* REQUIRED TASK
Your task is to copy every line of the records below that contains "System".

Stored entries:
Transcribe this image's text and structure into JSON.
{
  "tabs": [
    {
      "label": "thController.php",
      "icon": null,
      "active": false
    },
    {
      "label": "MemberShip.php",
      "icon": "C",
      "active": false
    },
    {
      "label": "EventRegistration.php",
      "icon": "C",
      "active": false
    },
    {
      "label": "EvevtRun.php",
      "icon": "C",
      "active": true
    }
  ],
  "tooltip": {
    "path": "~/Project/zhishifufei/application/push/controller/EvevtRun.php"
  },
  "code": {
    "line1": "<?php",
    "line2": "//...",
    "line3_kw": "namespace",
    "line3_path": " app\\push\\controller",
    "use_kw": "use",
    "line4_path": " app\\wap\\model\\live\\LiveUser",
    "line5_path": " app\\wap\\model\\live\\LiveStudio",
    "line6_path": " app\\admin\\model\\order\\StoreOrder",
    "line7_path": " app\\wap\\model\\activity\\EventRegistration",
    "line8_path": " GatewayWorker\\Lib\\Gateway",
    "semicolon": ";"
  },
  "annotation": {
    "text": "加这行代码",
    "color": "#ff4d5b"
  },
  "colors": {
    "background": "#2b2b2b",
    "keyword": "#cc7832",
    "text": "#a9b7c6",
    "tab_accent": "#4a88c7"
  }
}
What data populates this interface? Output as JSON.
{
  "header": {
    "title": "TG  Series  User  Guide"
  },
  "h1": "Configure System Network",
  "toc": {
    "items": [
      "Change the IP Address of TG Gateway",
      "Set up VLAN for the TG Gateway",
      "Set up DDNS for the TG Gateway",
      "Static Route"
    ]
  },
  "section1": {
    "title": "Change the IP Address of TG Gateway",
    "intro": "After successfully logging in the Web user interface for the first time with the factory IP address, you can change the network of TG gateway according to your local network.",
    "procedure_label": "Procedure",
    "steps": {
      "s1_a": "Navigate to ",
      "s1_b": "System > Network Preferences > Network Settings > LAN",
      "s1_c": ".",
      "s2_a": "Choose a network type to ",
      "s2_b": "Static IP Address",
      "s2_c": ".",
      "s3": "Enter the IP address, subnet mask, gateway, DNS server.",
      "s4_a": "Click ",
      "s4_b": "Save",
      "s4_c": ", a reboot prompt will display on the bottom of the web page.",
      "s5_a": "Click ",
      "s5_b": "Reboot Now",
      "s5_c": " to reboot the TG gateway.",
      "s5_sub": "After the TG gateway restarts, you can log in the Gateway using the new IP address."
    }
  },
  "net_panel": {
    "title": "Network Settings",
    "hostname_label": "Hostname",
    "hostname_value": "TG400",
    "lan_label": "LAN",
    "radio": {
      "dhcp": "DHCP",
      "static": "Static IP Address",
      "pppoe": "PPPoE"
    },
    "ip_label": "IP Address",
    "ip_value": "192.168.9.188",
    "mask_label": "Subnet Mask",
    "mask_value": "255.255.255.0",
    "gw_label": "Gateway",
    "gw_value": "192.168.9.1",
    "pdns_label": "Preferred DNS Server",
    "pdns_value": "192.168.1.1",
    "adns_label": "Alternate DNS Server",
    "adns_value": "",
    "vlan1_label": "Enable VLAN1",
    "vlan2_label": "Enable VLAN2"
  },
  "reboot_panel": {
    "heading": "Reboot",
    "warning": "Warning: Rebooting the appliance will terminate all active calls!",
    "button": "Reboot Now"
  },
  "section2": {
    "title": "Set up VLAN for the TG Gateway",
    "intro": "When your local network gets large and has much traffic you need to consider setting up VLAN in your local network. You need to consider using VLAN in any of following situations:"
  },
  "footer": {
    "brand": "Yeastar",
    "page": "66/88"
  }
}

* SOLUTION
  "h1": "Configure System Network",
      "s1_b": "System > Network Preferences > Network Settings > LAN",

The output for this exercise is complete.